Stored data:
***
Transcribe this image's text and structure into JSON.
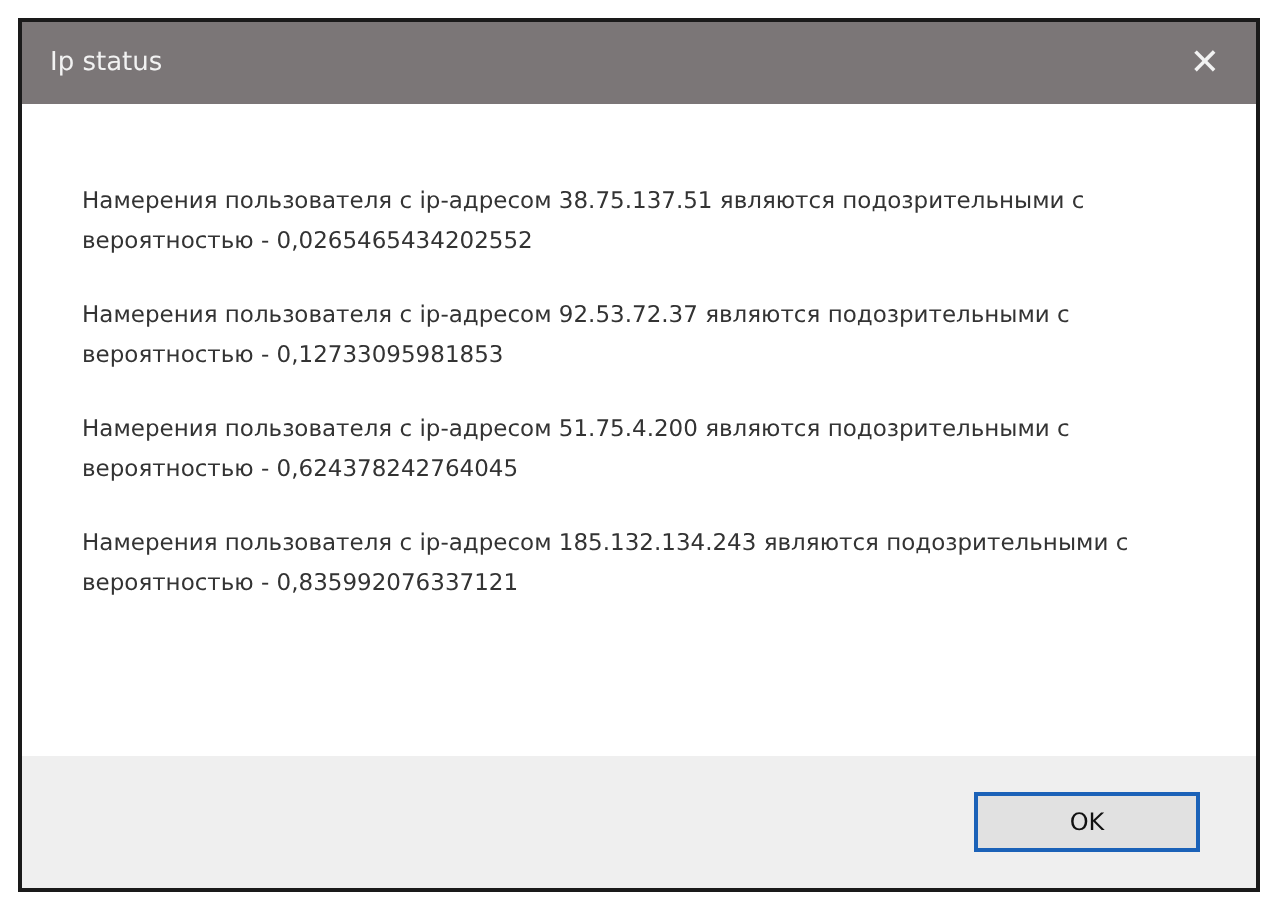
{
  "window": {
    "title": "Ip status",
    "close": "✕"
  },
  "messages": [
    "Намерения пользователя с ip-адресом 38.75.137.51 являются подозрительными с вероятностью - 0,0265465434202552",
    "Намерения пользователя с ip-адресом 92.53.72.37 являются подозрительными с вероятностью - 0,12733095981853",
    "Намерения пользователя с ip-адресом 51.75.4.200 являются подозрительными с вероятностью - 0,624378242764045",
    "Намерения пользователя с ip-адресом 185.132.134.243 являются подозрительными с вероятностью - 0,835992076337121"
  ],
  "buttons": [
    {
      "label": "OK",
      "selected": true
    }
  ]
}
***
Looking at the listing above, how many of its lines contain the string "подозрительными"? Give the number alone.

[Task solution] 4